## BEGIN DATA ENTRIES

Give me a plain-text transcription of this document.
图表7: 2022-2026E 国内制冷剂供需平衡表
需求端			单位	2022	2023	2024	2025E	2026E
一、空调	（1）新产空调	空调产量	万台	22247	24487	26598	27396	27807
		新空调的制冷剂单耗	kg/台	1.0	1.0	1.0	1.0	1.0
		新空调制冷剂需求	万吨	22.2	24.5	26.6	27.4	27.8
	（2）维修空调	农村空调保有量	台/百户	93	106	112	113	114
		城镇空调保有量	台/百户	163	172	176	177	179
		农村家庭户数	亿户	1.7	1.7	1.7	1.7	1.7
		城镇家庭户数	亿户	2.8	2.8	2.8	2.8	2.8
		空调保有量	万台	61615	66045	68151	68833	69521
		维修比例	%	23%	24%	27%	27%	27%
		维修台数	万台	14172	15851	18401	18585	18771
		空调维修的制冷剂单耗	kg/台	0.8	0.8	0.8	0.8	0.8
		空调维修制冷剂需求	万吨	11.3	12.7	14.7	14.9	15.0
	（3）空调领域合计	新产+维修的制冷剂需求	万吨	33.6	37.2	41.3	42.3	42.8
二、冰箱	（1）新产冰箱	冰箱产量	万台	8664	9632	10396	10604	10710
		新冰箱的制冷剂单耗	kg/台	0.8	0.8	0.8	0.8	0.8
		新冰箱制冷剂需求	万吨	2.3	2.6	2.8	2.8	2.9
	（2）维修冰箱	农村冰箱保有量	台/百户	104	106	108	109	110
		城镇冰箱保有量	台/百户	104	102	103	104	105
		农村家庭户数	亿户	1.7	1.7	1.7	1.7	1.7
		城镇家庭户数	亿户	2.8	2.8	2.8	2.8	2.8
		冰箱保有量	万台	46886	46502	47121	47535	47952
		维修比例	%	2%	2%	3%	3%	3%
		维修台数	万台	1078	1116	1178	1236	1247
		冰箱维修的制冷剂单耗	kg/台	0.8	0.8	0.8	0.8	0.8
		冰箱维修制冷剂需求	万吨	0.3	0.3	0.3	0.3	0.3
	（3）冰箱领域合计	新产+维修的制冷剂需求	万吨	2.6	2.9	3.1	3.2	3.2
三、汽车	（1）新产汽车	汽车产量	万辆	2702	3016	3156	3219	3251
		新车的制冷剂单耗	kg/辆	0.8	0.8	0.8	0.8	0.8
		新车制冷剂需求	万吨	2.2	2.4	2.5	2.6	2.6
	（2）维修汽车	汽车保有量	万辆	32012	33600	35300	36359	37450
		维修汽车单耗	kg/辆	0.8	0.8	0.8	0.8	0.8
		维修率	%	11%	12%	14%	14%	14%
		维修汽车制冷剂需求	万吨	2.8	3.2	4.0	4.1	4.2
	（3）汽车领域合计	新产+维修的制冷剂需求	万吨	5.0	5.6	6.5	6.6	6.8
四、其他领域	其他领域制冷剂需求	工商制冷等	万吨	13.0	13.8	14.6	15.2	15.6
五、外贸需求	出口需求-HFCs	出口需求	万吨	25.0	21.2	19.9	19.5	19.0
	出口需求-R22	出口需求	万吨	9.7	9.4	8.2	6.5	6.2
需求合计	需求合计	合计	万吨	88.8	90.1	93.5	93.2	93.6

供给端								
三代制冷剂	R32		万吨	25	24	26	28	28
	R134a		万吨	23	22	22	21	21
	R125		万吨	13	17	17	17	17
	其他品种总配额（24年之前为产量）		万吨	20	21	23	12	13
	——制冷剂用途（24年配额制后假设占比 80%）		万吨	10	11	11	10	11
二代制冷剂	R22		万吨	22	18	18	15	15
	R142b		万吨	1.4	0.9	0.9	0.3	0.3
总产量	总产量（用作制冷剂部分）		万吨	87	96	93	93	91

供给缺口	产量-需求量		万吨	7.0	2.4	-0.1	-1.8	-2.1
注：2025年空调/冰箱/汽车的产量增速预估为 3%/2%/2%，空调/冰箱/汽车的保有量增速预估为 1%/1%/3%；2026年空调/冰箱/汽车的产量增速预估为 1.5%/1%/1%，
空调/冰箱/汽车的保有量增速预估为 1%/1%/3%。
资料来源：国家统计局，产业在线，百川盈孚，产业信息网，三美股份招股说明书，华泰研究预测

## END DATA ENTRIES
## BEGIN DATA ENTRIES

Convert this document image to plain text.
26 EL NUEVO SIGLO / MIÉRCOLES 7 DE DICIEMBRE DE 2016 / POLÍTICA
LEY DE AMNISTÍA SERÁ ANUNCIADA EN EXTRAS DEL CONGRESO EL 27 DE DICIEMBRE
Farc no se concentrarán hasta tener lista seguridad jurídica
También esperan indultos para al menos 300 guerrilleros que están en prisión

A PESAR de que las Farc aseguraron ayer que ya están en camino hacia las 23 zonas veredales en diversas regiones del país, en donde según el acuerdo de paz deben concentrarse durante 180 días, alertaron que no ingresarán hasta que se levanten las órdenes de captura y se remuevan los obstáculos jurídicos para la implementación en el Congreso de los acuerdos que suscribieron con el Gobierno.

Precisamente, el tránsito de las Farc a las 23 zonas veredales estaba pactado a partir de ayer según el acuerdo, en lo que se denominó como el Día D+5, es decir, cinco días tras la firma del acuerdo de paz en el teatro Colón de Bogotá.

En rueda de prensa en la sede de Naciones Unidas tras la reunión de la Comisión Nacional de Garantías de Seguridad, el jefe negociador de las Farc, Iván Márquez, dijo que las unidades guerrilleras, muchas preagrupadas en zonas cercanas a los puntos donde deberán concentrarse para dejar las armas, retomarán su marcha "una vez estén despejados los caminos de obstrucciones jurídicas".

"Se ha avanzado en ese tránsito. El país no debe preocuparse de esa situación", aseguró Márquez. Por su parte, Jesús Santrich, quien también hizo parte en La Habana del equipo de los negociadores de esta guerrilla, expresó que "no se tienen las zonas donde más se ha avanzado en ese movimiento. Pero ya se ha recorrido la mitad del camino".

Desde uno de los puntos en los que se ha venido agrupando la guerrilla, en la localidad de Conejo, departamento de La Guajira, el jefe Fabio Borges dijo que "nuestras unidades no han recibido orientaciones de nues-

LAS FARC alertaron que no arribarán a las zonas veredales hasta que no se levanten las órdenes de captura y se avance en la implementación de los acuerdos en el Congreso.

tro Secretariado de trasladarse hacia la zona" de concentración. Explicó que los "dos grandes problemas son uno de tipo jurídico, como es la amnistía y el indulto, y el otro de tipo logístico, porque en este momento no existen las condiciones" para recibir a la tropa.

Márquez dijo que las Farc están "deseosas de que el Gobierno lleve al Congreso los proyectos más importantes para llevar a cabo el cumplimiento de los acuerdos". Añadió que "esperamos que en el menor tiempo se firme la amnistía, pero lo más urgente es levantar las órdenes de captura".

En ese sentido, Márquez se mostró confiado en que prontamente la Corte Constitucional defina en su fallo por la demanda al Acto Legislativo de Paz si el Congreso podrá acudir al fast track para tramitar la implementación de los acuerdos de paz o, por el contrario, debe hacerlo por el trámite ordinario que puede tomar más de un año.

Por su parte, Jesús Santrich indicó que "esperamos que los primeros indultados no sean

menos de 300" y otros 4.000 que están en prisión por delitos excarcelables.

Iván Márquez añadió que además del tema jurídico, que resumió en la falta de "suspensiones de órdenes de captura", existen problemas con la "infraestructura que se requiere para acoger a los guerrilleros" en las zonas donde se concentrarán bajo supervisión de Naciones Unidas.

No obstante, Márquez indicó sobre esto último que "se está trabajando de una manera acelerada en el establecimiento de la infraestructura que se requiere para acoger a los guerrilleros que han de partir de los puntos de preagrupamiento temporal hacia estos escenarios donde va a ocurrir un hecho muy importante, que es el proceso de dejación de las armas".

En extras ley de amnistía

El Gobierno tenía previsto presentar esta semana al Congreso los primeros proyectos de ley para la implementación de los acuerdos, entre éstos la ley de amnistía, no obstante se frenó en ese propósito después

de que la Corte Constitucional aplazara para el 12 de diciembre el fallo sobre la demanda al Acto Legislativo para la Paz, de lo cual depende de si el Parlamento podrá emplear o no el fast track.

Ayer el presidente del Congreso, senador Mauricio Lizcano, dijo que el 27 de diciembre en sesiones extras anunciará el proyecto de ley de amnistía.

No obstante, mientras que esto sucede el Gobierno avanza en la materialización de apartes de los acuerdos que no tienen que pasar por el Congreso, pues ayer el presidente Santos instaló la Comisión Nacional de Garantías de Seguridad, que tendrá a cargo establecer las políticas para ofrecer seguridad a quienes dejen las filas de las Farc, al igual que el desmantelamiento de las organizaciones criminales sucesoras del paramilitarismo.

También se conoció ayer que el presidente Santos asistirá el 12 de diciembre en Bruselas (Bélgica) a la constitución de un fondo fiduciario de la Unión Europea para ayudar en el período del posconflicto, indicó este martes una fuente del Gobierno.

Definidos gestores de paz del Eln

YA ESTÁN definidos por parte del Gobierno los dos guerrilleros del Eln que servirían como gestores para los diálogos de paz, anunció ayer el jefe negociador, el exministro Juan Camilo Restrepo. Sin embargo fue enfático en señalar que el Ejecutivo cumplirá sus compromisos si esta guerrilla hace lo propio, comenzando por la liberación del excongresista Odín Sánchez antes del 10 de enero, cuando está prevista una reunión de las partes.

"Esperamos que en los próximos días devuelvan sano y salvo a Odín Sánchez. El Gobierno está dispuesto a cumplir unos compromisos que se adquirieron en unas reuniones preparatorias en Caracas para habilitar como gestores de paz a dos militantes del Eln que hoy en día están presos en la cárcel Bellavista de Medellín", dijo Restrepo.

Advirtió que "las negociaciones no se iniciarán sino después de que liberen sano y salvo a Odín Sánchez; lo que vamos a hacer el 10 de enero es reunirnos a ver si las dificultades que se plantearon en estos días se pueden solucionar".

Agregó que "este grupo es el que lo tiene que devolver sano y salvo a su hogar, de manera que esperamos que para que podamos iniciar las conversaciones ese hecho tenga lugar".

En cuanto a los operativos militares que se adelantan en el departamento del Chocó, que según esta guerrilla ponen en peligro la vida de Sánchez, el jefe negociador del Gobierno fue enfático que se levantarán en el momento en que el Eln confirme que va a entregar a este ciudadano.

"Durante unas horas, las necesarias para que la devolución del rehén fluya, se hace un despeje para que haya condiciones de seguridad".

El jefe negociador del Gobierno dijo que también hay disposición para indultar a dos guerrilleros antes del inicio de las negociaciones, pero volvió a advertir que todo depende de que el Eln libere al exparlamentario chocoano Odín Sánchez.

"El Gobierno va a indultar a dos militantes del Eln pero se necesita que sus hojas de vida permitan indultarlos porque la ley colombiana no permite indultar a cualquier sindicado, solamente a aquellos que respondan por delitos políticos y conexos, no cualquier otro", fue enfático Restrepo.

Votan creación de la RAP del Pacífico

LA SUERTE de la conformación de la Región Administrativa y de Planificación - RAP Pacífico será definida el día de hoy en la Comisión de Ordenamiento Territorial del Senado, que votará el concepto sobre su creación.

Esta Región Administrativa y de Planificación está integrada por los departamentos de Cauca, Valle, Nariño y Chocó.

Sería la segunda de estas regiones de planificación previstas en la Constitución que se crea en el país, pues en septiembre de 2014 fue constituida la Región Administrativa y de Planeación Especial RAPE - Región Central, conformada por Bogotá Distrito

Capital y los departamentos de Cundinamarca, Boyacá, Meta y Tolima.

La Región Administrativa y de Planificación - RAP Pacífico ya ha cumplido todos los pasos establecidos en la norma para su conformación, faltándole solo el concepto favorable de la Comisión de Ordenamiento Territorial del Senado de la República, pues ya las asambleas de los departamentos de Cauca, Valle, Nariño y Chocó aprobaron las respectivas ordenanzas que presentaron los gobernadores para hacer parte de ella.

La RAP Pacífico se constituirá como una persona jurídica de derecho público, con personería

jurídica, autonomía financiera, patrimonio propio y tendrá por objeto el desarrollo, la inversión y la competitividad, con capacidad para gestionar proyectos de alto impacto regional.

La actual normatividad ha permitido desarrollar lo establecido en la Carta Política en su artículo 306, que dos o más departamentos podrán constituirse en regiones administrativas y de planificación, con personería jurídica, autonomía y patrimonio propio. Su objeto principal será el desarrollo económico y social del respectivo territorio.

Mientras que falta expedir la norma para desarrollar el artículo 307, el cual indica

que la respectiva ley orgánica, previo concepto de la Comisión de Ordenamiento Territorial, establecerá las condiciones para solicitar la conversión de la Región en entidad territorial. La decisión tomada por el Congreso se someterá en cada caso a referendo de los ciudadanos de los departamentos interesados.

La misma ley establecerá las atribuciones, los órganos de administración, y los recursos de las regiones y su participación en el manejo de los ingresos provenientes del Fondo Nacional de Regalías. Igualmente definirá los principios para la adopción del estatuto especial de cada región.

## END DATA ENTRIES

■ WRITTEN PROBLEM
Check each line above for the word "falta" and say how many have it, with nothing else.

■ TASK OUTPUT
2